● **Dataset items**

╔══

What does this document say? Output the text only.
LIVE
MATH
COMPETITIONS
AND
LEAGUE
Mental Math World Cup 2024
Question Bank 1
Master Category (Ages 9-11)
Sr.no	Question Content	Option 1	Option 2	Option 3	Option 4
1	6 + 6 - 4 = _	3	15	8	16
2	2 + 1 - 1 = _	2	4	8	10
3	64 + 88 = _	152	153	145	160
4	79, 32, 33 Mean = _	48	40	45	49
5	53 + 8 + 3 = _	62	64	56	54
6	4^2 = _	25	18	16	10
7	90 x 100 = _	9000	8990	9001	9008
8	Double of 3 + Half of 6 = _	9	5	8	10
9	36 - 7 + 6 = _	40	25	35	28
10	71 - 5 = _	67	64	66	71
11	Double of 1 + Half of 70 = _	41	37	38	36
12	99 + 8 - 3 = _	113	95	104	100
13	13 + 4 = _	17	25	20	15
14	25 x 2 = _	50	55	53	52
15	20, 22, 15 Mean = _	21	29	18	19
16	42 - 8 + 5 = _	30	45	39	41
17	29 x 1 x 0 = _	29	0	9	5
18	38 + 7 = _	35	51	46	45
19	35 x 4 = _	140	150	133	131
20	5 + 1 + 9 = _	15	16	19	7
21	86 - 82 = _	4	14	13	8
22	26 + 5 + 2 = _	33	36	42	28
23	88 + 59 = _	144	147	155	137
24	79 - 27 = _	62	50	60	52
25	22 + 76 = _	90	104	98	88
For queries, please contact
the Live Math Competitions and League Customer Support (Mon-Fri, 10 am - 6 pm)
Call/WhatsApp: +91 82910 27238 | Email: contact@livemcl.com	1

╚══

Extract the complete data, matching each line exactly.

● **Exercise solution**
What does this document say? Output the text only.
LIVE
MATH
COMPETITIONS
AND
LEAGUE
Mental Math World Cup 2024
Question Bank 1
Master Category (Ages 9-11)
Sr.no	Question Content	Option 1	Option 2	Option 3	Option 4
1	6 + 6 - 4 = _	3	15	8	16
2	2 + 1 - 1 = _	2	4	8	10
3	64 + 88 = _	152	153	145	160
4	79, 32, 33 Mean = _	48	40	45	49
5	53 + 8 + 3 = _	62	64	56	54
6	4^2 = _	25	18	16	10
7	90 x 100 = _	9000	8990	9001	9008
8	Double of 3 + Half of 6 = _	9	5	8	10
9	36 - 7 + 6 = _	40	25	35	28
10	71 - 5 = _	67	64	66	71
11	Double of 1 + Half of 70 = _	41	37	38	36
12	99 + 8 - 3 = _	113	95	104	100
13	13 + 4 = _	17	25	20	15
14	25 x 2 = _	50	55	53	52
15	20, 22, 15 Mean = _	21	29	18	19
16	42 - 8 + 5 = _	30	45	39	41
17	29 x 1 x 0 = _	29	0	9	5
18	38 + 7 = _	35	51	46	45
19	35 x 4 = _	140	150	133	131
20	5 + 1 + 9 = _	15	16	19	7
21	86 - 82 = _	4	14	13	8
22	26 + 5 + 2 = _	33	36	42	28
23	88 + 59 = _	144	147	155	137
24	79 - 27 = _	62	50	60	52
25	22 + 76 = _	90	104	98	88
For queries, please contact
the Live Math Competitions and League Customer Support (Mon-Fri, 10 am - 6 pm)
Call/WhatsApp: +91 82910 27238 | Email: contact@livemcl.com	1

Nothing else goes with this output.